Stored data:
>> Begin

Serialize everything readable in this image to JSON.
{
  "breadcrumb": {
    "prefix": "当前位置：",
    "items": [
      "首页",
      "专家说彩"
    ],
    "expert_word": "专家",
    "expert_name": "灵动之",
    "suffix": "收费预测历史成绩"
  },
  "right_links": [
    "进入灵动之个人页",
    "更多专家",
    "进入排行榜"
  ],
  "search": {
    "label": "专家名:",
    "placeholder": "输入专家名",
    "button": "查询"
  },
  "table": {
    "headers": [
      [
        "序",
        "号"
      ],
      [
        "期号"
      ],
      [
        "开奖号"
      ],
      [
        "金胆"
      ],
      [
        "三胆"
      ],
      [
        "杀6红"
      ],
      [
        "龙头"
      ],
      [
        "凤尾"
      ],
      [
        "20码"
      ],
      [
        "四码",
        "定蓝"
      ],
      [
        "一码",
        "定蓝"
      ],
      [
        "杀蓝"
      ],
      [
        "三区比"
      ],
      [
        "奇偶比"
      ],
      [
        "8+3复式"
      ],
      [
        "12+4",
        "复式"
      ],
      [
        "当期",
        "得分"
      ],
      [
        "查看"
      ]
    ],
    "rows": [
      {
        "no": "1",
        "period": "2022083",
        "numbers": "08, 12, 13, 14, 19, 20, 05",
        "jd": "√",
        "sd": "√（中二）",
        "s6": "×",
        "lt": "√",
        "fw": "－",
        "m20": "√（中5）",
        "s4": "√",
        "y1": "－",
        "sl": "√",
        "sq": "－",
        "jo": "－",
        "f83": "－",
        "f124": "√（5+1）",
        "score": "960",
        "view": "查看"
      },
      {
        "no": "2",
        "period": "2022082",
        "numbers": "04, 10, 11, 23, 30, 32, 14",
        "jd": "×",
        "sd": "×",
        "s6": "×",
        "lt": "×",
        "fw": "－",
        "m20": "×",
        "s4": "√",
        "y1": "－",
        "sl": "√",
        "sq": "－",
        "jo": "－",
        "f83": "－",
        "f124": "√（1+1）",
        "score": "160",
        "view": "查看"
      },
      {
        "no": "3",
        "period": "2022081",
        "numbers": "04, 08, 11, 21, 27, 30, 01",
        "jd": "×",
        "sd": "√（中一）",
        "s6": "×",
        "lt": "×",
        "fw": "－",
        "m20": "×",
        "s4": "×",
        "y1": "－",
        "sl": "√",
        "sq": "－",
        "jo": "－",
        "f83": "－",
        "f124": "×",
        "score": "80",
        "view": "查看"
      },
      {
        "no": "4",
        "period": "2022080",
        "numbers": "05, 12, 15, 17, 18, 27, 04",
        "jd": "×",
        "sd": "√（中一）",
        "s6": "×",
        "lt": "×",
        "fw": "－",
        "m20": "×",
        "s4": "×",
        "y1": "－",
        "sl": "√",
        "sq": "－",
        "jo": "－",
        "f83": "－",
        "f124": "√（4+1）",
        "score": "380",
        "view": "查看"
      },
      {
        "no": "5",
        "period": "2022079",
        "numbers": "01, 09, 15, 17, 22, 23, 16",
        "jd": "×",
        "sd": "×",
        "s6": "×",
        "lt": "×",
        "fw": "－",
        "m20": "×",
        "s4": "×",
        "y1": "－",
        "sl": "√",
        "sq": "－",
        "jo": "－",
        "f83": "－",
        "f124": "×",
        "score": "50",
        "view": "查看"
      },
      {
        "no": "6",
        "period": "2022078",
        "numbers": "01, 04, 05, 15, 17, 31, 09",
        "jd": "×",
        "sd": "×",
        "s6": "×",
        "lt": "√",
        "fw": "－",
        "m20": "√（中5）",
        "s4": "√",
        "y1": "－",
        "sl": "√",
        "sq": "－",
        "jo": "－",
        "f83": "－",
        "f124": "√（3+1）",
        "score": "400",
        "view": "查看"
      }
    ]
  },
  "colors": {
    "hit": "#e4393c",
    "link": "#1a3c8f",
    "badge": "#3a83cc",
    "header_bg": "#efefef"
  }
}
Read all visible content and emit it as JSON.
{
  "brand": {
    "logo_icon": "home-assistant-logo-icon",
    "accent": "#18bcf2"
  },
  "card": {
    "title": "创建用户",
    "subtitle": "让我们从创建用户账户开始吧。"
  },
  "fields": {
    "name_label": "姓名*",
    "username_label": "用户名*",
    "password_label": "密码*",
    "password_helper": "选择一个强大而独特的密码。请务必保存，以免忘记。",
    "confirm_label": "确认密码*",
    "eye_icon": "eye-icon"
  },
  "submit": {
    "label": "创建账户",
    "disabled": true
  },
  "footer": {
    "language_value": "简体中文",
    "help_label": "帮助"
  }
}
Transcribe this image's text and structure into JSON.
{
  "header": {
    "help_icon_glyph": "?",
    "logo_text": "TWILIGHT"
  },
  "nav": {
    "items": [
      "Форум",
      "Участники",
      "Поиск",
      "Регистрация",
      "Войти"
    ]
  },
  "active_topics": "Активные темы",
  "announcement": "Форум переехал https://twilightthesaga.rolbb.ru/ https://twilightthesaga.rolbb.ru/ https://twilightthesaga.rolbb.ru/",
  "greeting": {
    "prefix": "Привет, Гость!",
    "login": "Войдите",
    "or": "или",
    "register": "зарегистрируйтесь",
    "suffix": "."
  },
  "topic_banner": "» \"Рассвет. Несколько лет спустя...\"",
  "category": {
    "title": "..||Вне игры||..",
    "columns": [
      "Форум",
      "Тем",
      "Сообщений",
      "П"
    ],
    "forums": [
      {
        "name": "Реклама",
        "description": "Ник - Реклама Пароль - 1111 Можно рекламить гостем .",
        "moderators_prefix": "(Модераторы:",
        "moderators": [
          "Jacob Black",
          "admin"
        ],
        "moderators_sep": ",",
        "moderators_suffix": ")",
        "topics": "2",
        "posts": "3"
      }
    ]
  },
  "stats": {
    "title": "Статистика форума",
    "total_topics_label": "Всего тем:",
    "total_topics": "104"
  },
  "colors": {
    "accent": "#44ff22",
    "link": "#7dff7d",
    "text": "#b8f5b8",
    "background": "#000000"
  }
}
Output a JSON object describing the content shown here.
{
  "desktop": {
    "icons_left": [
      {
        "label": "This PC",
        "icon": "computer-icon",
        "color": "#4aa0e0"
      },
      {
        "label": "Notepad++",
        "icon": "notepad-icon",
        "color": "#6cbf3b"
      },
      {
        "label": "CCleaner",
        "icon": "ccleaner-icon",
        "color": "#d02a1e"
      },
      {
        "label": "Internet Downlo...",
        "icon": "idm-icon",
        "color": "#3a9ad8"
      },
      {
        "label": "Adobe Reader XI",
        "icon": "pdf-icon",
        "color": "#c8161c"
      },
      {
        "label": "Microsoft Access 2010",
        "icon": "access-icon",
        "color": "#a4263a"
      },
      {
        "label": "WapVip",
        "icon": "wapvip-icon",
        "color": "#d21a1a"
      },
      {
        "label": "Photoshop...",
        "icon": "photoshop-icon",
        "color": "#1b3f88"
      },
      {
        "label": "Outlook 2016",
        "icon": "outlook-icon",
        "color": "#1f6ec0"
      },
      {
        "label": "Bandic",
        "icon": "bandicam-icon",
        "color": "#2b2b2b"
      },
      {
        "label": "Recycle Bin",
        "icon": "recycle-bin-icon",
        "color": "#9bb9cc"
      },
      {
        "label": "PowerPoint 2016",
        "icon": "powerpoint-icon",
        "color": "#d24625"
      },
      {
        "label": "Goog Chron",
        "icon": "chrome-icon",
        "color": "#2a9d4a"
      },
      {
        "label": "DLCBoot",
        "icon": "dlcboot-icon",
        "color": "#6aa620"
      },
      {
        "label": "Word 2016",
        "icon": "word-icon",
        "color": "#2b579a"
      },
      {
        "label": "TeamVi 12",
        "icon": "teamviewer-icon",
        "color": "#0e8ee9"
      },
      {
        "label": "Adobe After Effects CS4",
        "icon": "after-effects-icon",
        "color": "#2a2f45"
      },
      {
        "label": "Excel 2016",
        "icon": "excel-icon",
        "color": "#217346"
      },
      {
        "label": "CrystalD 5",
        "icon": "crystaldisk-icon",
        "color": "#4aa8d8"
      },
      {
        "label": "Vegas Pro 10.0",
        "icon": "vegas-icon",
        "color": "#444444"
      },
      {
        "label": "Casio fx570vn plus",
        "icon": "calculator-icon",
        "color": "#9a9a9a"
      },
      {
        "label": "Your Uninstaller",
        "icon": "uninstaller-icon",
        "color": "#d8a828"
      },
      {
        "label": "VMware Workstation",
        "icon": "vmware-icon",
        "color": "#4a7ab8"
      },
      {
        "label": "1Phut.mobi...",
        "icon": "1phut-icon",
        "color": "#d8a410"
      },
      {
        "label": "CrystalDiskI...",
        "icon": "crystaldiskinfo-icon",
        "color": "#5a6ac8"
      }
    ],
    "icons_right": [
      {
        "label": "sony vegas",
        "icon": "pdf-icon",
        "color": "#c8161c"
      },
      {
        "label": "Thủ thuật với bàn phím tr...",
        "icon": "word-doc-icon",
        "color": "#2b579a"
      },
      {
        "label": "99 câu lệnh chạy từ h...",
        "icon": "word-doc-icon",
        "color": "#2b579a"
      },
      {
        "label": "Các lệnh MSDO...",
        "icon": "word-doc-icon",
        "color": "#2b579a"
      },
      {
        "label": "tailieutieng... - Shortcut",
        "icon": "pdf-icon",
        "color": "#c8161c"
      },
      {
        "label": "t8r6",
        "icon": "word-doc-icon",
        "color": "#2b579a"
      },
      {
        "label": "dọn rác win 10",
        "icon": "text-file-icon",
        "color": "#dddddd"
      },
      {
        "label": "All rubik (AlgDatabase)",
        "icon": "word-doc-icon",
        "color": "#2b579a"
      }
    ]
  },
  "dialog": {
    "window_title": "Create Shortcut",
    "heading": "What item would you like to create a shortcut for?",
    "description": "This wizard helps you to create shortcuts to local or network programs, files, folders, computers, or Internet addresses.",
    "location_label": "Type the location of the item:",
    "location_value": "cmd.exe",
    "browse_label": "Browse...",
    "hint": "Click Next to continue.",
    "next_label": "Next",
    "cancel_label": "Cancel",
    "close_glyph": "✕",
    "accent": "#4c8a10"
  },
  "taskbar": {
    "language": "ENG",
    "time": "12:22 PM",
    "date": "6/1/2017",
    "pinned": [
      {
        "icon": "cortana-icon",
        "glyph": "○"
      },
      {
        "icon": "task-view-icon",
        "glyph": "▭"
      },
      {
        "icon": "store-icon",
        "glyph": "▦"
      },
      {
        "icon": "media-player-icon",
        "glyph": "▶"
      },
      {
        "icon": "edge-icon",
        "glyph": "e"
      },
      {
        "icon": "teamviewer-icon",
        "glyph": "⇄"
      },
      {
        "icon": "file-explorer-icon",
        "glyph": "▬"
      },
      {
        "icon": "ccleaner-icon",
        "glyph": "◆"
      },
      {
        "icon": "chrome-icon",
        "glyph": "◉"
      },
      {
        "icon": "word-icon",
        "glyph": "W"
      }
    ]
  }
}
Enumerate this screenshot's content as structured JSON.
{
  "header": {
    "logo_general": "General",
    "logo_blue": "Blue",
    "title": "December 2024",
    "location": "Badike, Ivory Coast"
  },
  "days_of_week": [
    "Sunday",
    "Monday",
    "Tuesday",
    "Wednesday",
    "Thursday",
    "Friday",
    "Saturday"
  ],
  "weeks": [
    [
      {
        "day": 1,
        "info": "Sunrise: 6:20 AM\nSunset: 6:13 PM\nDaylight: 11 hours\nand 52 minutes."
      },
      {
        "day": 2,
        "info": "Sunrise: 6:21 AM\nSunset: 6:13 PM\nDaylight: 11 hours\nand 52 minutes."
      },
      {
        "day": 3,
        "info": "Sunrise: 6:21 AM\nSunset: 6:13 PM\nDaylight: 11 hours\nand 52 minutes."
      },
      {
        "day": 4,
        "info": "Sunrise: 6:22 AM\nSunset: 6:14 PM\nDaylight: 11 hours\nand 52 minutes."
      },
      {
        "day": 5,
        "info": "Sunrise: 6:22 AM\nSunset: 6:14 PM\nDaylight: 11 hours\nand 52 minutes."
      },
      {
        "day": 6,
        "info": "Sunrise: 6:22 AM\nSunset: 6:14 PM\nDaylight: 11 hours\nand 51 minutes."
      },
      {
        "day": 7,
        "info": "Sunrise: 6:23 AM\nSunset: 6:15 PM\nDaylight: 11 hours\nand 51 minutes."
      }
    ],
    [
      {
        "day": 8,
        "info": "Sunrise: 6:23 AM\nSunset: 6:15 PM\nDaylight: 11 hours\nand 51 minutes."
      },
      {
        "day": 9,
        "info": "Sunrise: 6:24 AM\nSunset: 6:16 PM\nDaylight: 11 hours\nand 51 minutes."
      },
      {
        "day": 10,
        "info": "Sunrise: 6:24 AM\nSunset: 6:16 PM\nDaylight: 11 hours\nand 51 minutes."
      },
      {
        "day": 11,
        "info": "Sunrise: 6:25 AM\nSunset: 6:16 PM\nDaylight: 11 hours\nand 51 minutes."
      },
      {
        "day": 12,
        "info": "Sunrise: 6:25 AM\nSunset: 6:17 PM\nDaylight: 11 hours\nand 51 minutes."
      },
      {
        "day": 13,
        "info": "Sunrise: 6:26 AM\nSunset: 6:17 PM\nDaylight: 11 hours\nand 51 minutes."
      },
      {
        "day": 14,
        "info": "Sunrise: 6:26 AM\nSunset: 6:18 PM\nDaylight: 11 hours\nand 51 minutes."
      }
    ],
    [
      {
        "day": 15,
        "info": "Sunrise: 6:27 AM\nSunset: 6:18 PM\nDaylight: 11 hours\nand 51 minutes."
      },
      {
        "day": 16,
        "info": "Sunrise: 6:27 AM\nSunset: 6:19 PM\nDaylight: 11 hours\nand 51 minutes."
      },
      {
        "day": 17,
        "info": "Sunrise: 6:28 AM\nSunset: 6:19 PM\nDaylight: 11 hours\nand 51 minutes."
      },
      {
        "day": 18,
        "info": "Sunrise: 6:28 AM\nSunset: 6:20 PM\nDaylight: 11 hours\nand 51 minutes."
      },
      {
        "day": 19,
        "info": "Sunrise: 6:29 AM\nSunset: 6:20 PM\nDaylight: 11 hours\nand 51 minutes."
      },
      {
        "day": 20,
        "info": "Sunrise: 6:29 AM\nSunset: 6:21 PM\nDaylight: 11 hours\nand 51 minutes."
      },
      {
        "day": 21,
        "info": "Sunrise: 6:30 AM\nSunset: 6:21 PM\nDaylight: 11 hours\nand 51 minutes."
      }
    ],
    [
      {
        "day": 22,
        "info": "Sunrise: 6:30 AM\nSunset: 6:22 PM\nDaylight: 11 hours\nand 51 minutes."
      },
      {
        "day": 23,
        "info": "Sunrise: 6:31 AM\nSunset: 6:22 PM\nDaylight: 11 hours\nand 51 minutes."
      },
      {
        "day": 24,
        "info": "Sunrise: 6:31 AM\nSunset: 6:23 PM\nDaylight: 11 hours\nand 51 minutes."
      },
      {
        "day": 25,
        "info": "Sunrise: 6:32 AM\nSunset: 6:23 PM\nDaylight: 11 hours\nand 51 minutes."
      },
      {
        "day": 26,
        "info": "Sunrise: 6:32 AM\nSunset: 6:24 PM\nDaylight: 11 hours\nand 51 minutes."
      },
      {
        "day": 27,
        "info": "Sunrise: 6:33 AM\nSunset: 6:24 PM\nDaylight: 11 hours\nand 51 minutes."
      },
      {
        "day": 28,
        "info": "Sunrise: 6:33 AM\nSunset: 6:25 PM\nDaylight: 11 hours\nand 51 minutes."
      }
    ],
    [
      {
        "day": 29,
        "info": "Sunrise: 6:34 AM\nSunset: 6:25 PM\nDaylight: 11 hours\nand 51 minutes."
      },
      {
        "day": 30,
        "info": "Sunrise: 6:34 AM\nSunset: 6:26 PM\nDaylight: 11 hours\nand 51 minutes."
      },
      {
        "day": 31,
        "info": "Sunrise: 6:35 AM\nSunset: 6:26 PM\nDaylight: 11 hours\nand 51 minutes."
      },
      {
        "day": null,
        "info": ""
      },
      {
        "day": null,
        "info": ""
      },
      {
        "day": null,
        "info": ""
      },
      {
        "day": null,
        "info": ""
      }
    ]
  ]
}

>> End

_Your goal:_ Exactly how many lines contain "description"? State the number and nothing else.

_Final result:_ 2